● **AIM**: The listing must be reproduced in full, exactly as it stands.

● **RECORDS SUPPLIED**:
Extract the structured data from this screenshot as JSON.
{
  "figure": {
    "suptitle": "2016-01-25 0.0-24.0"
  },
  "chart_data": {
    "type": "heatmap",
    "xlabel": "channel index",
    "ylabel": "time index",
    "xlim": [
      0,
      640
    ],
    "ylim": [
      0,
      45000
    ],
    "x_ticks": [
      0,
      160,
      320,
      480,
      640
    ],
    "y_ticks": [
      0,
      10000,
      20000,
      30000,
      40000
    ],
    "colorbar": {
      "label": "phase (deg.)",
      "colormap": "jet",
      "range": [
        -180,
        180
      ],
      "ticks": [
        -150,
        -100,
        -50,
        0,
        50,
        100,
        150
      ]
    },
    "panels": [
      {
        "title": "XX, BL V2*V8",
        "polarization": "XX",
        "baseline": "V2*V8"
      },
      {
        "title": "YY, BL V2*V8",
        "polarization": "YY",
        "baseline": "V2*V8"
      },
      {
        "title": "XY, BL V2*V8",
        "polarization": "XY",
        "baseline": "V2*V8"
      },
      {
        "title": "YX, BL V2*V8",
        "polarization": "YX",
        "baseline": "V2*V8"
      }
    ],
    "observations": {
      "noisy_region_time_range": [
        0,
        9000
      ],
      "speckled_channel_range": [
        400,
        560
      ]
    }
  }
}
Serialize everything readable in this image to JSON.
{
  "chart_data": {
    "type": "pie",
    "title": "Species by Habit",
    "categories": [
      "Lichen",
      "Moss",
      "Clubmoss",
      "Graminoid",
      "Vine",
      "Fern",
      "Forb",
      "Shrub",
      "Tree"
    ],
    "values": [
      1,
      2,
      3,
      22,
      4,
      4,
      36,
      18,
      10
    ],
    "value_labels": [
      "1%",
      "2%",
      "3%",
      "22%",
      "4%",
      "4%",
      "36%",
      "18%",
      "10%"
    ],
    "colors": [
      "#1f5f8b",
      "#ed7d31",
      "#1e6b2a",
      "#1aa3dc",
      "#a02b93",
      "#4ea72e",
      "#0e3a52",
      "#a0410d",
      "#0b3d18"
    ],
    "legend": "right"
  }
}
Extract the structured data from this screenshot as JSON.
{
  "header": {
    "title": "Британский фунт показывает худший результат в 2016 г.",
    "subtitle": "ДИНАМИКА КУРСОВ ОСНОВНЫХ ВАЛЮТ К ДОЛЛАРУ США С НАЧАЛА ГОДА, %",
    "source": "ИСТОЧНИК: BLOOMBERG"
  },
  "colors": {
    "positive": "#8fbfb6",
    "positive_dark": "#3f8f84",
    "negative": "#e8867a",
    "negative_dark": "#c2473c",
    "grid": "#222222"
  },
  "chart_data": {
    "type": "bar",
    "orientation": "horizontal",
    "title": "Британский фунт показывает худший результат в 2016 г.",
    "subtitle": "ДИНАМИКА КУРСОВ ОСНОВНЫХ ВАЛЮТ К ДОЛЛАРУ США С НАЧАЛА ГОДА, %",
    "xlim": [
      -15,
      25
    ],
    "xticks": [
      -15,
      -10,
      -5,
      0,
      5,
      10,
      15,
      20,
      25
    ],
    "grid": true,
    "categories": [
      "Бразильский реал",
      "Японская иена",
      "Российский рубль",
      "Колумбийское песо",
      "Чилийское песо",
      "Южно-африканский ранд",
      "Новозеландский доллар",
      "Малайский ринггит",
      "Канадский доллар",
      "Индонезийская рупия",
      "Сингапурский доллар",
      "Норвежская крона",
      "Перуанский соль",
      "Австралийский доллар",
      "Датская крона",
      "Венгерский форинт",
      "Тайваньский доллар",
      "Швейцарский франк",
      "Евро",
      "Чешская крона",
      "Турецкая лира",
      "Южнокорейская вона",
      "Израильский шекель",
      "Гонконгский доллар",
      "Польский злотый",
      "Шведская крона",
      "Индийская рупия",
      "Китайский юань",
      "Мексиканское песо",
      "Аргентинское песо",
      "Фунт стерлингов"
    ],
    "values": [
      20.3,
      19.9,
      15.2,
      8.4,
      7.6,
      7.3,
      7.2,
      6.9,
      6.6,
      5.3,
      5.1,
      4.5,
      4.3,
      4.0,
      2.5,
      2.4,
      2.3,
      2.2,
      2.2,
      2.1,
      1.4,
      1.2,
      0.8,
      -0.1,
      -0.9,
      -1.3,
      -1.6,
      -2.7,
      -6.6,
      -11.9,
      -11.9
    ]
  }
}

● **COMPLETED EXERCISE**:
Extract the structured data from this screenshot as JSON.
{
  "figure": {
    "suptitle": "2016-01-25 0.0-24.0"
  },
  "chart_data": {
    "type": "heatmap",
    "xlabel": "channel index",
    "ylabel": "time index",
    "xlim": [
      0,
      640
    ],
    "ylim": [
      0,
      45000
    ],
    "x_ticks": [
      0,
      160,
      320,
      480,
      640
    ],
    "y_ticks": [
      0,
      10000,
      20000,
      30000,
      40000
    ],
    "colorbar": {
      "label": "phase (deg.)",
      "colormap": "jet",
      "range": [
        -180,
        180
      ],
      "ticks": [
        -150,
        -100,
        -50,
        0,
        50,
        100,
        150
      ]
    },
    "panels": [
      {
        "title": "XX, BL V2*V8",
        "polarization": "XX",
        "baseline": "V2*V8"
      },
      {
        "title": "YY, BL V2*V8",
        "polarization": "YY",
        "baseline": "V2*V8"
      },
      {
        "title": "XY, BL V2*V8",
        "polarization": "XY",
        "baseline": "V2*V8"
      },
      {
        "title": "YX, BL V2*V8",
        "polarization": "YX",
        "baseline": "V2*V8"
      }
    ],
    "observations": {
      "noisy_region_time_range": [
        0,
        9000
      ],
      "speckled_channel_range": [
        400,
        560
      ]
    }
  }
}
Serialize everything readable in this image to JSON.
{
  "chart_data": {
    "type": "pie",
    "title": "Species by Habit",
    "categories": [
      "Lichen",
      "Moss",
      "Clubmoss",
      "Graminoid",
      "Vine",
      "Fern",
      "Forb",
      "Shrub",
      "Tree"
    ],
    "values": [
      1,
      2,
      3,
      22,
      4,
      4,
      36,
      18,
      10
    ],
    "value_labels": [
      "1%",
      "2%",
      "3%",
      "22%",
      "4%",
      "4%",
      "36%",
      "18%",
      "10%"
    ],
    "colors": [
      "#1f5f8b",
      "#ed7d31",
      "#1e6b2a",
      "#1aa3dc",
      "#a02b93",
      "#4ea72e",
      "#0e3a52",
      "#a0410d",
      "#0b3d18"
    ],
    "legend": "right"
  }
}
Extract the structured data from this screenshot as JSON.
{
  "header": {
    "title": "Британский фунт показывает худший результат в 2016 г.",
    "subtitle": "ДИНАМИКА КУРСОВ ОСНОВНЫХ ВАЛЮТ К ДОЛЛАРУ США С НАЧАЛА ГОДА, %",
    "source": "ИСТОЧНИК: BLOOMBERG"
  },
  "colors": {
    "positive": "#8fbfb6",
    "positive_dark": "#3f8f84",
    "negative": "#e8867a",
    "negative_dark": "#c2473c",
    "grid": "#222222"
  },
  "chart_data": {
    "type": "bar",
    "orientation": "horizontal",
    "title": "Британский фунт показывает худший результат в 2016 г.",
    "subtitle": "ДИНАМИКА КУРСОВ ОСНОВНЫХ ВАЛЮТ К ДОЛЛАРУ США С НАЧАЛА ГОДА, %",
    "xlim": [
      -15,
      25
    ],
    "xticks": [
      -15,
      -10,
      -5,
      0,
      5,
      10,
      15,
      20,
      25
    ],
    "grid": true,
    "categories": [
      "Бразильский реал",
      "Японская иена",
      "Российский рубль",
      "Колумбийское песо",
      "Чилийское песо",
      "Южно-африканский ранд",
      "Новозеландский доллар",
      "Малайский ринггит",
      "Канадский доллар",
      "Индонезийская рупия",
      "Сингапурский доллар",
      "Норвежская крона",
      "Перуанский соль",
      "Австралийский доллар",
      "Датская крона",
      "Венгерский форинт",
      "Тайваньский доллар",
      "Швейцарский франк",
      "Евро",
      "Чешская крона",
      "Турецкая лира",
      "Южнокорейская вона",
      "Израильский шекель",
      "Гонконгский доллар",
      "Польский злотый",
      "Шведская крона",
      "Индийская рупия",
      "Китайский юань",
      "Мексиканское песо",
      "Аргентинское песо",
      "Фунт стерлингов"
    ],
    "values": [
      20.3,
      19.9,
      15.2,
      8.4,
      7.6,
      7.3,
      7.2,
      6.9,
      6.6,
      5.3,
      5.1,
      4.5,
      4.3,
      4.0,
      2.5,
      2.4,
      2.3,
      2.2,
      2.2,
      2.1,
      1.4,
      1.2,
      0.8,
      -0.1,
      -0.9,
      -1.3,
      -1.6,
      -2.7,
      -6.6,
      -11.9,
      -11.9
    ]
  }
}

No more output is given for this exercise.